*** Text

I spoke with Dave Hull in his studio in Minneapolis, and a few later emailed follow-up queries and responses have been folded in to this interview.
GGR: In the past you were known mainly as a flatpicker, but you’ve characterized your most recent work as “classic American fingerstyle guitar.” How did that change come about?
DH: Well, it wasn’t so much a change as you might think. First, it’s all guitar playing, and second, I started out as a fingerpicker back in high school, though I really didn’t do a lot of it for many years, except at home. But really, by the mid-1980s I had picked it up again, I was writing rags and recording some fingerstyle stuff, even that early.
When Kari Larson and I decided to quit playing together on a regular basis, back at the end of 2001, it seemed for a variety of reasons that it would be worth it to see if I could put together enough fingerstyle material to record and perform on my own. So that’s where I put my efforts. Flatpicking is, by nature, more suited to ensemble playing, although not entirely and I still flatpick a few tunes every night. On the other hand, fingerstyle, while it works wonderfully in a group environment, is perfect for most solo work, too. I started as a fingerstylist and never really gave that up; I’m just doing more of it now.
GGR: As you moved in to specializing more in fingerstyle, did it make a difference that you were here in the Twin Cities, with its remarkable concentration of superb fingerstyle players?

******
*** Entries

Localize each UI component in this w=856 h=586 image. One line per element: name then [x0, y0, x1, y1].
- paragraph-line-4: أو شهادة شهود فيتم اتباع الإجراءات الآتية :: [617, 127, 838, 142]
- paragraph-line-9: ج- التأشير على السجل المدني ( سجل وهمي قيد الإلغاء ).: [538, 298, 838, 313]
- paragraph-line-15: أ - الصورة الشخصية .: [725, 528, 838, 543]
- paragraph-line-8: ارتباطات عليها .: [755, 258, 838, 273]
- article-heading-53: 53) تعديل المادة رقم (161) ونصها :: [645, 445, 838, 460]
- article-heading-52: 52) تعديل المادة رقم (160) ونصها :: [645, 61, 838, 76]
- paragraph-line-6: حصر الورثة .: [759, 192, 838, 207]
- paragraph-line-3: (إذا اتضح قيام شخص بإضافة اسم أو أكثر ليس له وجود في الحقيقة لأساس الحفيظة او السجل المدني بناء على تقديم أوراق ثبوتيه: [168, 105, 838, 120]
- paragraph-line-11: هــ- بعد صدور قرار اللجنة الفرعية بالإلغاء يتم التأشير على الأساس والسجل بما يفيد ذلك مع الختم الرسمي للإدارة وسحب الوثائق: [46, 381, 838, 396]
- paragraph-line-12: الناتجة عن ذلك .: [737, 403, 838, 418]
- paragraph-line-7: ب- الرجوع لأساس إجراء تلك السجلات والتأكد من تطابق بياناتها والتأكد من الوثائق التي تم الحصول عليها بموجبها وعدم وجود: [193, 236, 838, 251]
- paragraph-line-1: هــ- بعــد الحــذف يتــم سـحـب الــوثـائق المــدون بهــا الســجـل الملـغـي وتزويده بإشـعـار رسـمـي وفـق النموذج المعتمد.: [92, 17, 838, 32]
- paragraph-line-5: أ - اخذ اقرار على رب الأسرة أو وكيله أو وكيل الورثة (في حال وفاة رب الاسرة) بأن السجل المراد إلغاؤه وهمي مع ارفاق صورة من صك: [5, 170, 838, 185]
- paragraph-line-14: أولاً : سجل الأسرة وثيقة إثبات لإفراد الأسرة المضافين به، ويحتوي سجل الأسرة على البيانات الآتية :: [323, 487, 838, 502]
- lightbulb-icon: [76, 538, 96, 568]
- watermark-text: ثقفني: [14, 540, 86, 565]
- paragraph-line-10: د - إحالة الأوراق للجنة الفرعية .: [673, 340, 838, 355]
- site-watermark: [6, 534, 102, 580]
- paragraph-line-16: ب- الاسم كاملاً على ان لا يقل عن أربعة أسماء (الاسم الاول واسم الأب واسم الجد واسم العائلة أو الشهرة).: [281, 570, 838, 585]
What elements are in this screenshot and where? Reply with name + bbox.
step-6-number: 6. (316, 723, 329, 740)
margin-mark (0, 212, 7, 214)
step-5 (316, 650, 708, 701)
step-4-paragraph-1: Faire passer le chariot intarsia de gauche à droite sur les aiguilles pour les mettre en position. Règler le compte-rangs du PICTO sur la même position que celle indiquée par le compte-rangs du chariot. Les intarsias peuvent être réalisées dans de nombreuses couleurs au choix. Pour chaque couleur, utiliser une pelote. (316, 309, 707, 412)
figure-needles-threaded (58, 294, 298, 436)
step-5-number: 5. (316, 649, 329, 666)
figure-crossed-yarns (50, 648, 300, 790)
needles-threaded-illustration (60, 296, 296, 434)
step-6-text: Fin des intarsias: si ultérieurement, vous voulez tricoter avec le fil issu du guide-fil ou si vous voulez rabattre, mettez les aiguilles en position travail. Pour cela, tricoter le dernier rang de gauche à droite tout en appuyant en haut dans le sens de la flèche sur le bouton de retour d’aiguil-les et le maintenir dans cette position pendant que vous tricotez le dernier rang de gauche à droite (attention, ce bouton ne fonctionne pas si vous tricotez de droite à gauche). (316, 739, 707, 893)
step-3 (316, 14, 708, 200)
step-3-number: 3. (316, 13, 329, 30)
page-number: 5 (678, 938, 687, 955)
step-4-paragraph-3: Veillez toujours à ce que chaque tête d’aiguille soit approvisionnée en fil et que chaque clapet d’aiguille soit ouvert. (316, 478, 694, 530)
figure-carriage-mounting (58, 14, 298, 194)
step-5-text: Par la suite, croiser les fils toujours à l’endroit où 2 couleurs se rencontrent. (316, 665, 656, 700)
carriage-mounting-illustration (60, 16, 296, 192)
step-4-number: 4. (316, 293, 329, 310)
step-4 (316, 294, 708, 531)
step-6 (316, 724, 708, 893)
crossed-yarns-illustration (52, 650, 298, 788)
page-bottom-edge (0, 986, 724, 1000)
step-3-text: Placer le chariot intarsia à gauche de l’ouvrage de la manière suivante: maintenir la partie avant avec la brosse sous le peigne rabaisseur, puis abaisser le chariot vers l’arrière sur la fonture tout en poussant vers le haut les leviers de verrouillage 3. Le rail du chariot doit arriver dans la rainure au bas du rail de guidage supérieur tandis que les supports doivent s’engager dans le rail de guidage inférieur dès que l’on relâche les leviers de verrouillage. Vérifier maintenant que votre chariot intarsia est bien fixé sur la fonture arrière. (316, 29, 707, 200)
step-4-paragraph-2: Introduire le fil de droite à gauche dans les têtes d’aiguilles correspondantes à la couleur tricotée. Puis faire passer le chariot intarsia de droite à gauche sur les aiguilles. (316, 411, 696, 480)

******

--- Actions to take ---
[A] Answer these from the interview:
(i) Where did the conversation with Dave Hull take place?
(ii) When did Hull and Kari Larson decide to quit playing together on a regular basis?
(iii) By the mid-1980s, what kind of pieces was Hull writing?
[B] Quote the interview word for word, from "I spoke with" down to "change come about?".

--- Solution set ---
[A]
(i) In his studio in Minneapolis.
(ii) At the end of 2001.
(iii) Rags.

[B]
I spoke with Dave Hull in his studio in Minneapolis, and a few later emailed follow-up queries and responses have been folded in to this interview.
GGR: In the past you were known mainly as a flatpicker, but you’ve characterized your most recent work as “classic American fingerstyle guitar.” How did that change come about?